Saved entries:
|---|

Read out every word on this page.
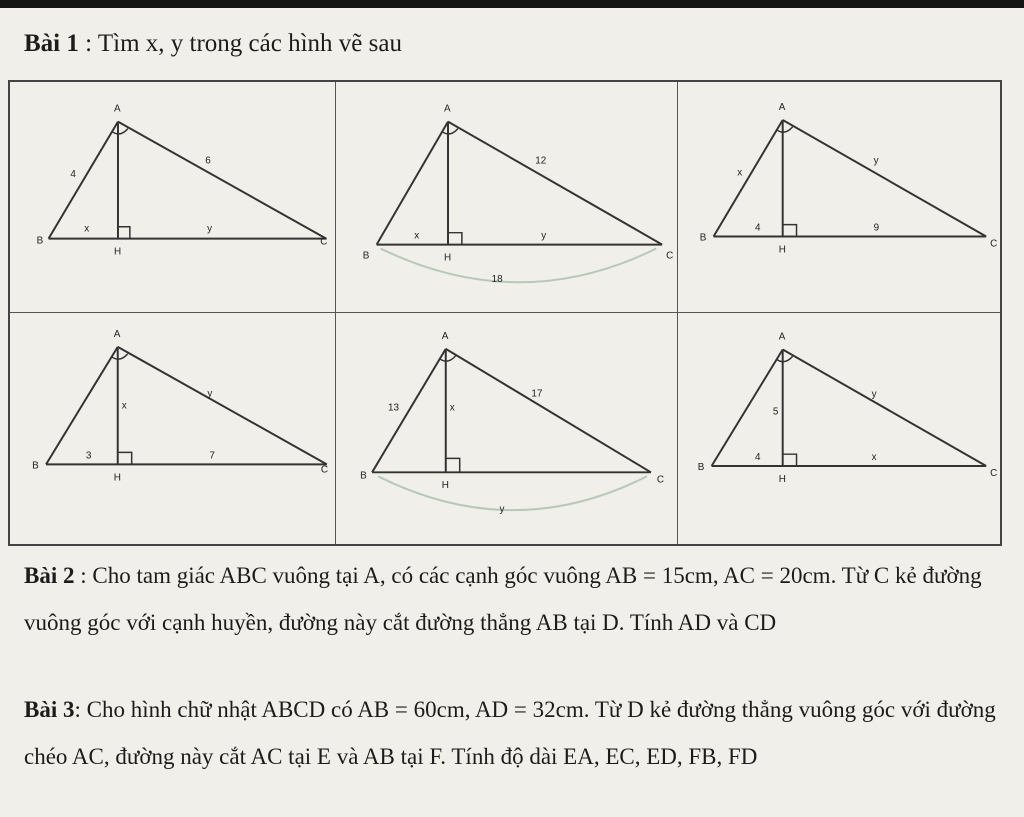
Bài 1 : Tìm x, y trong các hình vẽ sau
A
B	C
H
4
6
x	y
A
B	C
H
12
x	y
18
A
B
C
H
x
y
4	9
A
B	C
H
x
y
3	7
A
B	C
H
13
17
x
y
A
B
C
H
5
y
4	x
Bài 2 : Cho tam giác ABC vuông tại A, có các cạnh góc vuông AB = 15cm, AC = 20cm. Từ C kẻ đường vuông góc với cạnh huyền, đường này cắt đường thẳng AB tại D. Tính AD và CD
Bài 3: Cho hình chữ nhật ABCD có AB = 60cm, AD = 32cm. Từ D kẻ đường thẳng vuông góc với đường chéo AC, đường này cắt AC tại E và AB tại F. Tính độ dài EA, EC, ED, FB, FD
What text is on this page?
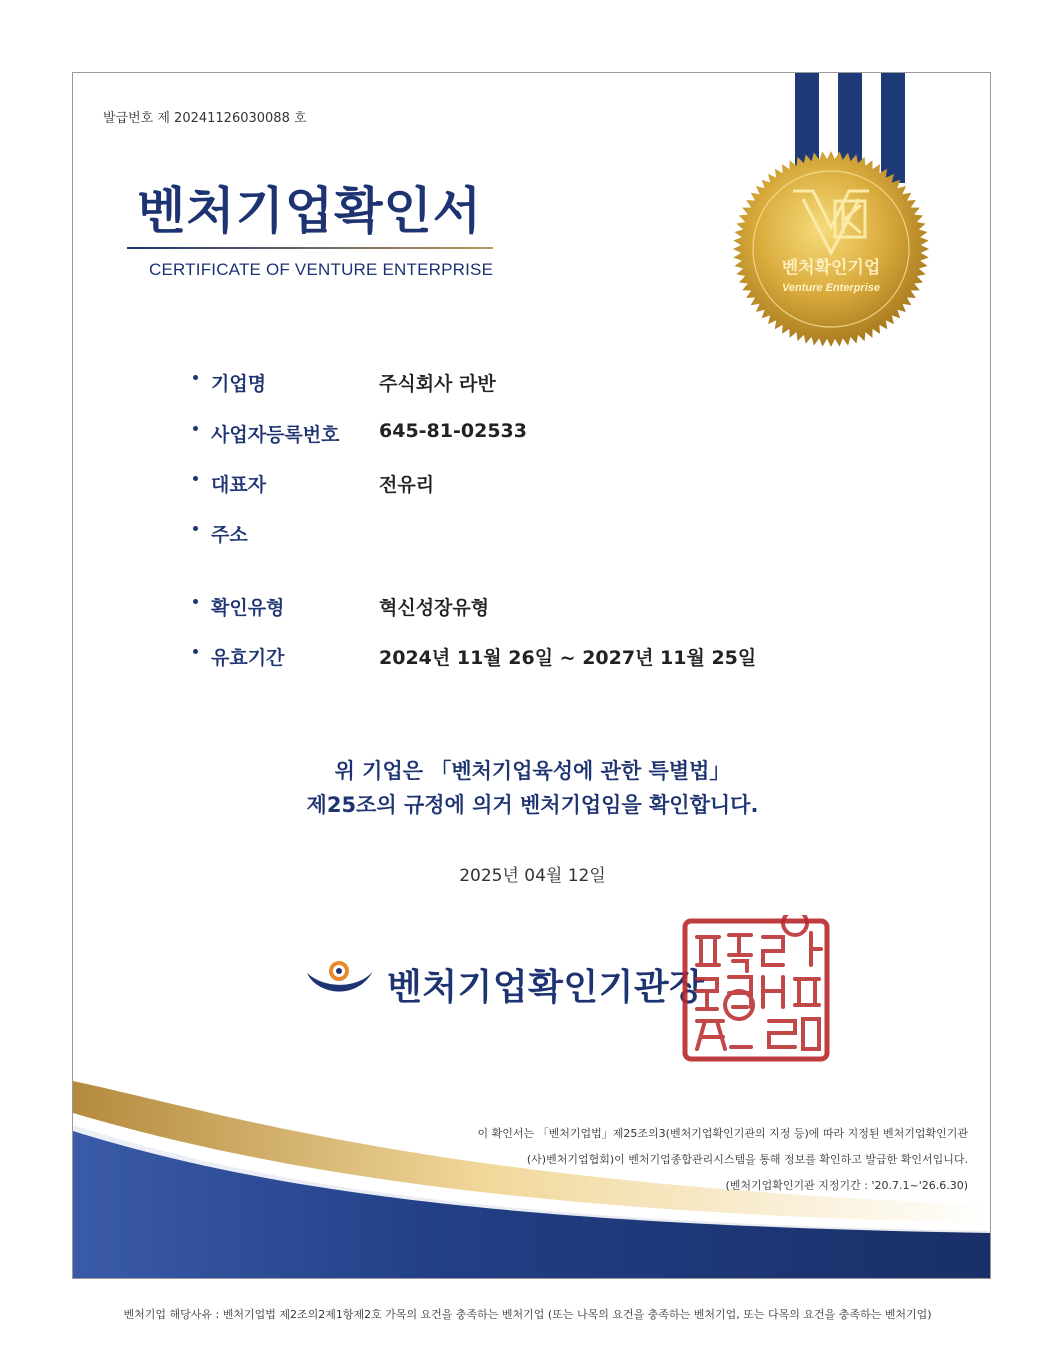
발급번호 제 20241126030088 호
벤처기업확인서
CERTIFICATE OF VENTURE ENTERPRISE	벤처확인기업
Venture Enterprise
기업명	주식회사 라반
사업자등록번호 645-81-02533
대표자	전유리
주소
확인유형	혁신성장유형
유효기간	2024년 11월 26일 ~ 2027년 11월 25일
위 기업은 「벤처기업육성에 관한 특별법」
제25조의 규정에 의거 벤처기업임을 확인합니다.
2025년 04월 12일
벤처기업확인기관장
이 확인서는 「벤처기업법」제25조의3(벤처기업확인기관의 지정 등)에 따라 지정된 벤처기업확인기관
(사)벤처기업협회)이 벤처기업종합관리시스템을 통해 정보를 확인하고 발급한 확인서입니다.
(벤처기업확인기관 지정기간 : '20.7.1~'26.6.30)
벤처기업 해당사유 : 벤처기업법 제2조의2제1항제2호 가목의 요건을 충족하는 벤처기업 (또는 나목의 요건을 충족하는 벤처기업, 또는 다목의 요건을 충족하는 벤처기업)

|---|

TASK STATEMENT:
Output all of the records exactly as they appear above, but not the pictures.

EXPECTED ANSWER:
Read out every word on this page.
Bài 1 : Tìm x, y trong các hình vẽ sau
A
B	C
H
4
6
x	y
A
B	C
H
12
x	y
18
A
B
C
H
x
y
4	9
A
B	C
H
x
y
3	7
A
B	C
H
13
17
x
y
A
B
C
H
5
y
4	x
Bài 2 : Cho tam giác ABC vuông tại A, có các cạnh góc vuông AB = 15cm, AC = 20cm. Từ C kẻ đường vuông góc với cạnh huyền, đường này cắt đường thẳng AB tại D. Tính AD và CD
Bài 3: Cho hình chữ nhật ABCD có AB = 60cm, AD = 32cm. Từ D kẻ đường thẳng vuông góc với đường chéo AC, đường này cắt AC tại E và AB tại F. Tính độ dài EA, EC, ED, FB, FD
What text is on this page?
발급번호 제 20241126030088 호
벤처기업확인서
CERTIFICATE OF VENTURE ENTERPRISE	벤처확인기업
Venture Enterprise
기업명	주식회사 라반
사업자등록번호 645-81-02533
대표자	전유리
주소
확인유형	혁신성장유형
유효기간	2024년 11월 26일 ~ 2027년 11월 25일
위 기업은 「벤처기업육성에 관한 특별법」
제25조의 규정에 의거 벤처기업임을 확인합니다.
2025년 04월 12일
벤처기업확인기관장
이 확인서는 「벤처기업법」제25조의3(벤처기업확인기관의 지정 등)에 따라 지정된 벤처기업확인기관
(사)벤처기업협회)이 벤처기업종합관리시스템을 통해 정보를 확인하고 발급한 확인서입니다.
(벤처기업확인기관 지정기간 : '20.7.1~'26.6.30)
벤처기업 해당사유 : 벤처기업법 제2조의2제1항제2호 가목의 요건을 충족하는 벤처기업 (또는 나목의 요건을 충족하는 벤처기업, 또는 다목의 요건을 충족하는 벤처기업)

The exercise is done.